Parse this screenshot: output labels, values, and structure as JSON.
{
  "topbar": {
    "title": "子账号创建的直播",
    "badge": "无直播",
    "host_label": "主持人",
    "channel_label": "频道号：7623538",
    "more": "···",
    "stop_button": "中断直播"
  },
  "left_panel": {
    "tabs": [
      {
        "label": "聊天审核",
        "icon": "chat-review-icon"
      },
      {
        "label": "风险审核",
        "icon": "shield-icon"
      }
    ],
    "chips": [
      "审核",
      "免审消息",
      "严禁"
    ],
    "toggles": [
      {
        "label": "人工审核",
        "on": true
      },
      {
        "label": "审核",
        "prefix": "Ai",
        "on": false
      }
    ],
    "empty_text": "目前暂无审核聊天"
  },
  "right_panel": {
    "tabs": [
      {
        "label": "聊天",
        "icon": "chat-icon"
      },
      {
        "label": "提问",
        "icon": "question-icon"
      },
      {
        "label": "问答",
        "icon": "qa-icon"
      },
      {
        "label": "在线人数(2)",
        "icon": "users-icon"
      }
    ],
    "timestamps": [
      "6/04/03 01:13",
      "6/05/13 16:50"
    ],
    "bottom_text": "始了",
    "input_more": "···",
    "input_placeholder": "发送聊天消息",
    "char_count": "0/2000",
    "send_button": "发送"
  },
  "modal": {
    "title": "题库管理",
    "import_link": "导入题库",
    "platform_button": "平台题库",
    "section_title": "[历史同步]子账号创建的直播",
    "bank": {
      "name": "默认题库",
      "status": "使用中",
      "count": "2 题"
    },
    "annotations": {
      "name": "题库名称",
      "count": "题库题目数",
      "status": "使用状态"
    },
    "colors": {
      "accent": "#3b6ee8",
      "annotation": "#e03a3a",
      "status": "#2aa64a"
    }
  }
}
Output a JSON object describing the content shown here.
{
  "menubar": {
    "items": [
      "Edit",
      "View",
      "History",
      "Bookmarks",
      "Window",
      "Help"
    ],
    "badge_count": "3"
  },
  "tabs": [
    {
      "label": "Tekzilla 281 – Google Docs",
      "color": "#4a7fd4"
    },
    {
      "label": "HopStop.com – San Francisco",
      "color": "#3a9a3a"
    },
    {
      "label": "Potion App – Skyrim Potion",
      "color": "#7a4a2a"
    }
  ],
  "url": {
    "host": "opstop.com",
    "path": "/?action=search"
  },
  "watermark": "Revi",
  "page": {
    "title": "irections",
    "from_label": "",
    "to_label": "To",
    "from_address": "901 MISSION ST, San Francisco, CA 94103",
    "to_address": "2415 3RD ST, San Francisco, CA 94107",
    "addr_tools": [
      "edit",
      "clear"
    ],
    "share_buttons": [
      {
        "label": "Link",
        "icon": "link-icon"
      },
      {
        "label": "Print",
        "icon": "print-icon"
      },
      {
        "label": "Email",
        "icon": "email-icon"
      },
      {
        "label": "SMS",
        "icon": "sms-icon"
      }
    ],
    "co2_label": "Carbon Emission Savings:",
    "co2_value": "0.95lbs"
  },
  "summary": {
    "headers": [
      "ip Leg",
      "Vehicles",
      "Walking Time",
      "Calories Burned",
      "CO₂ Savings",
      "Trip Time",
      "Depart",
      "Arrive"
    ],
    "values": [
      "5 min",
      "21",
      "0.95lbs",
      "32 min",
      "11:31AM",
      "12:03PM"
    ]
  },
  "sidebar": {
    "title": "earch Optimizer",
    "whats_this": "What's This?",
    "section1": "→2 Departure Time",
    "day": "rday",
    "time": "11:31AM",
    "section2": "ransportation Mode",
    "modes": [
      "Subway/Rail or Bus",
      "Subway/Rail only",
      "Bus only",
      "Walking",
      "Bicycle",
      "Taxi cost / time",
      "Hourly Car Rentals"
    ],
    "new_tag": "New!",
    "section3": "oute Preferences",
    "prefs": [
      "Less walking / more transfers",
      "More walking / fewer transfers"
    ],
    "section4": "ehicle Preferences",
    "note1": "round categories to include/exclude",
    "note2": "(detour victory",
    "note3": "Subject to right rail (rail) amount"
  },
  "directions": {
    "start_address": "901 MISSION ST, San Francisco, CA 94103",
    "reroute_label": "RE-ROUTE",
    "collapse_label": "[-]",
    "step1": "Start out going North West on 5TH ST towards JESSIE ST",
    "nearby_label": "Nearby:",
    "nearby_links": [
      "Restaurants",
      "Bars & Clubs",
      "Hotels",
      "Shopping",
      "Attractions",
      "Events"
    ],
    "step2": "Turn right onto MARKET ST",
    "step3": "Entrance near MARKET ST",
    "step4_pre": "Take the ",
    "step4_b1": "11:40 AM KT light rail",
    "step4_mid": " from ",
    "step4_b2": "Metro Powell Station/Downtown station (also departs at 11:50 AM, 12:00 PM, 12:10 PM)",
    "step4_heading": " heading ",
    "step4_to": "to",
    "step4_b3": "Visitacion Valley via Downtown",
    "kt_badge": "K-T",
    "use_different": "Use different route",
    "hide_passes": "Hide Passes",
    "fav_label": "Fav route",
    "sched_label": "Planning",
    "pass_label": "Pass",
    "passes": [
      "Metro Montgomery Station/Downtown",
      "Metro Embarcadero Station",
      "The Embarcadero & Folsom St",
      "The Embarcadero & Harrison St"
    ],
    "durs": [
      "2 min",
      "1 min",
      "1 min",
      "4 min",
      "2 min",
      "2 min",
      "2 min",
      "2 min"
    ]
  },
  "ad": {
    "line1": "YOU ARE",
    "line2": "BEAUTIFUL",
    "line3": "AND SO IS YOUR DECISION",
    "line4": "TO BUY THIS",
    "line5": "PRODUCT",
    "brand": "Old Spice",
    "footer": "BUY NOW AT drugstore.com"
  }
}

__________________________________________________

» INSTRUCTIONS FOR THE TASK
Give the entries again in full, exactly as they are written.

» TASK ANSWER
Parse this screenshot: output labels, values, and structure as JSON.
{
  "topbar": {
    "title": "子账号创建的直播",
    "badge": "无直播",
    "host_label": "主持人",
    "channel_label": "频道号：7623538",
    "more": "···",
    "stop_button": "中断直播"
  },
  "left_panel": {
    "tabs": [
      {
        "label": "聊天审核",
        "icon": "chat-review-icon"
      },
      {
        "label": "风险审核",
        "icon": "shield-icon"
      }
    ],
    "chips": [
      "审核",
      "免审消息",
      "严禁"
    ],
    "toggles": [
      {
        "label": "人工审核",
        "on": true
      },
      {
        "label": "审核",
        "prefix": "Ai",
        "on": false
      }
    ],
    "empty_text": "目前暂无审核聊天"
  },
  "right_panel": {
    "tabs": [
      {
        "label": "聊天",
        "icon": "chat-icon"
      },
      {
        "label": "提问",
        "icon": "question-icon"
      },
      {
        "label": "问答",
        "icon": "qa-icon"
      },
      {
        "label": "在线人数(2)",
        "icon": "users-icon"
      }
    ],
    "timestamps": [
      "6/04/03 01:13",
      "6/05/13 16:50"
    ],
    "bottom_text": "始了",
    "input_more": "···",
    "input_placeholder": "发送聊天消息",
    "char_count": "0/2000",
    "send_button": "发送"
  },
  "modal": {
    "title": "题库管理",
    "import_link": "导入题库",
    "platform_button": "平台题库",
    "section_title": "[历史同步]子账号创建的直播",
    "bank": {
      "name": "默认题库",
      "status": "使用中",
      "count": "2 题"
    },
    "annotations": {
      "name": "题库名称",
      "count": "题库题目数",
      "status": "使用状态"
    },
    "colors": {
      "accent": "#3b6ee8",
      "annotation": "#e03a3a",
      "status": "#2aa64a"
    }
  }
}
Output a JSON object describing the content shown here.
{
  "menubar": {
    "items": [
      "Edit",
      "View",
      "History",
      "Bookmarks",
      "Window",
      "Help"
    ],
    "badge_count": "3"
  },
  "tabs": [
    {
      "label": "Tekzilla 281 – Google Docs",
      "color": "#4a7fd4"
    },
    {
      "label": "HopStop.com – San Francisco",
      "color": "#3a9a3a"
    },
    {
      "label": "Potion App – Skyrim Potion",
      "color": "#7a4a2a"
    }
  ],
  "url": {
    "host": "opstop.com",
    "path": "/?action=search"
  },
  "watermark": "Revi",
  "page": {
    "title": "irections",
    "from_label": "",
    "to_label": "To",
    "from_address": "901 MISSION ST, San Francisco, CA 94103",
    "to_address": "2415 3RD ST, San Francisco, CA 94107",
    "addr_tools": [
      "edit",
      "clear"
    ],
    "share_buttons": [
      {
        "label": "Link",
        "icon": "link-icon"
      },
      {
        "label": "Print",
        "icon": "print-icon"
      },
      {
        "label": "Email",
        "icon": "email-icon"
      },
      {
        "label": "SMS",
        "icon": "sms-icon"
      }
    ],
    "co2_label": "Carbon Emission Savings:",
    "co2_value": "0.95lbs"
  },
  "summary": {
    "headers": [
      "ip Leg",
      "Vehicles",
      "Walking Time",
      "Calories Burned",
      "CO₂ Savings",
      "Trip Time",
      "Depart",
      "Arrive"
    ],
    "values": [
      "5 min",
      "21",
      "0.95lbs",
      "32 min",
      "11:31AM",
      "12:03PM"
    ]
  },
  "sidebar": {
    "title": "earch Optimizer",
    "whats_this": "What's This?",
    "section1": "→2 Departure Time",
    "day": "rday",
    "time": "11:31AM",
    "section2": "ransportation Mode",
    "modes": [
      "Subway/Rail or Bus",
      "Subway/Rail only",
      "Bus only",
      "Walking",
      "Bicycle",
      "Taxi cost / time",
      "Hourly Car Rentals"
    ],
    "new_tag": "New!",
    "section3": "oute Preferences",
    "prefs": [
      "Less walking / more transfers",
      "More walking / fewer transfers"
    ],
    "section4": "ehicle Preferences",
    "note1": "round categories to include/exclude",
    "note2": "(detour victory",
    "note3": "Subject to right rail (rail) amount"
  },
  "directions": {
    "start_address": "901 MISSION ST, San Francisco, CA 94103",
    "reroute_label": "RE-ROUTE",
    "collapse_label": "[-]",
    "step1": "Start out going North West on 5TH ST towards JESSIE ST",
    "nearby_label": "Nearby:",
    "nearby_links": [
      "Restaurants",
      "Bars & Clubs",
      "Hotels",
      "Shopping",
      "Attractions",
      "Events"
    ],
    "step2": "Turn right onto MARKET ST",
    "step3": "Entrance near MARKET ST",
    "step4_pre": "Take the ",
    "step4_b1": "11:40 AM KT light rail",
    "step4_mid": " from ",
    "step4_b2": "Metro Powell Station/Downtown station (also departs at 11:50 AM, 12:00 PM, 12:10 PM)",
    "step4_heading": " heading ",
    "step4_to": "to",
    "step4_b3": "Visitacion Valley via Downtown",
    "kt_badge": "K-T",
    "use_different": "Use different route",
    "hide_passes": "Hide Passes",
    "fav_label": "Fav route",
    "sched_label": "Planning",
    "pass_label": "Pass",
    "passes": [
      "Metro Montgomery Station/Downtown",
      "Metro Embarcadero Station",
      "The Embarcadero & Folsom St",
      "The Embarcadero & Harrison St"
    ],
    "durs": [
      "2 min",
      "1 min",
      "1 min",
      "4 min",
      "2 min",
      "2 min",
      "2 min",
      "2 min"
    ]
  },
  "ad": {
    "line1": "YOU ARE",
    "line2": "BEAUTIFUL",
    "line3": "AND SO IS YOUR DECISION",
    "line4": "TO BUY THIS",
    "line5": "PRODUCT",
    "brand": "Old Spice",
    "footer": "BUY NOW AT drugstore.com"
  }
}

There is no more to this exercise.